Part of a data file ▸
-- -- --

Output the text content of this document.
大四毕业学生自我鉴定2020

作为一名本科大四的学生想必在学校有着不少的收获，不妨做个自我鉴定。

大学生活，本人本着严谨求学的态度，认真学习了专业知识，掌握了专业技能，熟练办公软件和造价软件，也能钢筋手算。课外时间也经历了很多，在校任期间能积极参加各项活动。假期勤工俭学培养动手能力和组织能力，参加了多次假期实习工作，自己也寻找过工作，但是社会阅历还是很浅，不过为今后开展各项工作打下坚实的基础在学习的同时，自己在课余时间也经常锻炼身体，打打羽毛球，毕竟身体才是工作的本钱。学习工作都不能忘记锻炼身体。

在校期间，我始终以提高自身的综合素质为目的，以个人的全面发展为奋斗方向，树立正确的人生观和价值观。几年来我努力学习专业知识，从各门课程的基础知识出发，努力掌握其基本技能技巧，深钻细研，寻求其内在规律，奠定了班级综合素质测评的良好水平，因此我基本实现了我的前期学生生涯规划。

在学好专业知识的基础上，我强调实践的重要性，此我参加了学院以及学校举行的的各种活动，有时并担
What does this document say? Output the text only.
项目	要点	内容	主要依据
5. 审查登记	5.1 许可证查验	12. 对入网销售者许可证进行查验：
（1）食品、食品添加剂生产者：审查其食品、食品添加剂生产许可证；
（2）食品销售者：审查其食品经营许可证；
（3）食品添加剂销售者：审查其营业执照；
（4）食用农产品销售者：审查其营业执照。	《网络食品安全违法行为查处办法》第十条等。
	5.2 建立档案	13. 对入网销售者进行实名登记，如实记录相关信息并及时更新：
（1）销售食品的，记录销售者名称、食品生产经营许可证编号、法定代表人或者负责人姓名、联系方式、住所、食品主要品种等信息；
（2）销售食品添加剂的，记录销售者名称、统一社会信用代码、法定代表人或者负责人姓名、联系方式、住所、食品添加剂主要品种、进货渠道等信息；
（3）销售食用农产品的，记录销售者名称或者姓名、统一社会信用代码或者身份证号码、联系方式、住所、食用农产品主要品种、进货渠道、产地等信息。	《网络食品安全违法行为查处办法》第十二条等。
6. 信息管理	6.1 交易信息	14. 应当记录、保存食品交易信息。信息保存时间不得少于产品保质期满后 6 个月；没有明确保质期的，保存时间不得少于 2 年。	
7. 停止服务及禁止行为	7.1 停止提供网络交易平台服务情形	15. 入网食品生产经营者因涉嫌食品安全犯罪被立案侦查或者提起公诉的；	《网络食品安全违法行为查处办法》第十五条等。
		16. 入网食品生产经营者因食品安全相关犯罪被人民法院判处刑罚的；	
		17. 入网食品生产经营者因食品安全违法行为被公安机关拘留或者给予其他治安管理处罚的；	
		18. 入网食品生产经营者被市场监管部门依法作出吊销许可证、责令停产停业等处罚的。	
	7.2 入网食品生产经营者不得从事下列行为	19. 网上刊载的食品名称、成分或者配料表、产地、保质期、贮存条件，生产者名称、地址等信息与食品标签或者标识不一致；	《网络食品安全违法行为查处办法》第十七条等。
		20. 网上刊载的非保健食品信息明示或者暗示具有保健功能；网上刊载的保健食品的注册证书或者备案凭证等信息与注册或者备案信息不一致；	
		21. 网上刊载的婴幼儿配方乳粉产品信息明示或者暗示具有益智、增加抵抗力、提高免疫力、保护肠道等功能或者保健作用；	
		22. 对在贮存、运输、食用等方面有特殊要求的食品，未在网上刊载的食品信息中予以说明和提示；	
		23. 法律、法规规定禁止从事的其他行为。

-- -- --

TASK REQUIREMENTS ▸ Quote every line of the data, word for word.

ANSWER IN FULL ▸
Output the text content of this document.
大四毕业学生自我鉴定2020

作为一名本科大四的学生想必在学校有着不少的收获，不妨做个自我鉴定。

大学生活，本人本着严谨求学的态度，认真学习了专业知识，掌握了专业技能，熟练办公软件和造价软件，也能钢筋手算。课外时间也经历了很多，在校任期间能积极参加各项活动。假期勤工俭学培养动手能力和组织能力，参加了多次假期实习工作，自己也寻找过工作，但是社会阅历还是很浅，不过为今后开展各项工作打下坚实的基础在学习的同时，自己在课余时间也经常锻炼身体，打打羽毛球，毕竟身体才是工作的本钱。学习工作都不能忘记锻炼身体。

在校期间，我始终以提高自身的综合素质为目的，以个人的全面发展为奋斗方向，树立正确的人生观和价值观。几年来我努力学习专业知识，从各门课程的基础知识出发，努力掌握其基本技能技巧，深钻细研，寻求其内在规律，奠定了班级综合素质测评的良好水平，因此我基本实现了我的前期学生生涯规划。

在学好专业知识的基础上，我强调实践的重要性，此我参加了学院以及学校举行的的各种活动，有时并担
What does this document say? Output the text only.
项目	要点	内容	主要依据
5. 审查登记	5.1 许可证查验	12. 对入网销售者许可证进行查验：
（1）食品、食品添加剂生产者：审查其食品、食品添加剂生产许可证；
（2）食品销售者：审查其食品经营许可证；
（3）食品添加剂销售者：审查其营业执照；
（4）食用农产品销售者：审查其营业执照。	《网络食品安全违法行为查处办法》第十条等。
	5.2 建立档案	13. 对入网销售者进行实名登记，如实记录相关信息并及时更新：
（1）销售食品的，记录销售者名称、食品生产经营许可证编号、法定代表人或者负责人姓名、联系方式、住所、食品主要品种等信息；
（2）销售食品添加剂的，记录销售者名称、统一社会信用代码、法定代表人或者负责人姓名、联系方式、住所、食品添加剂主要品种、进货渠道等信息；
（3）销售食用农产品的，记录销售者名称或者姓名、统一社会信用代码或者身份证号码、联系方式、住所、食用农产品主要品种、进货渠道、产地等信息。	《网络食品安全违法行为查处办法》第十二条等。
6. 信息管理	6.1 交易信息	14. 应当记录、保存食品交易信息。信息保存时间不得少于产品保质期满后 6 个月；没有明确保质期的，保存时间不得少于 2 年。	
7. 停止服务及禁止行为	7.1 停止提供网络交易平台服务情形	15. 入网食品生产经营者因涉嫌食品安全犯罪被立案侦查或者提起公诉的；	《网络食品安全违法行为查处办法》第十五条等。
		16. 入网食品生产经营者因食品安全相关犯罪被人民法院判处刑罚的；	
		17. 入网食品生产经营者因食品安全违法行为被公安机关拘留或者给予其他治安管理处罚的；	
		18. 入网食品生产经营者被市场监管部门依法作出吊销许可证、责令停产停业等处罚的。	
	7.2 入网食品生产经营者不得从事下列行为	19. 网上刊载的食品名称、成分或者配料表、产地、保质期、贮存条件，生产者名称、地址等信息与食品标签或者标识不一致；	《网络食品安全违法行为查处办法》第十七条等。
		20. 网上刊载的非保健食品信息明示或者暗示具有保健功能；网上刊载的保健食品的注册证书或者备案凭证等信息与注册或者备案信息不一致；	
		21. 网上刊载的婴幼儿配方乳粉产品信息明示或者暗示具有益智、增加抵抗力、提高免疫力、保护肠道等功能或者保健作用；	
		22. 对在贮存、运输、食用等方面有特殊要求的食品，未在网上刊载的食品信息中予以说明和提示；	
		23. 法律、法规规定禁止从事的其他行为。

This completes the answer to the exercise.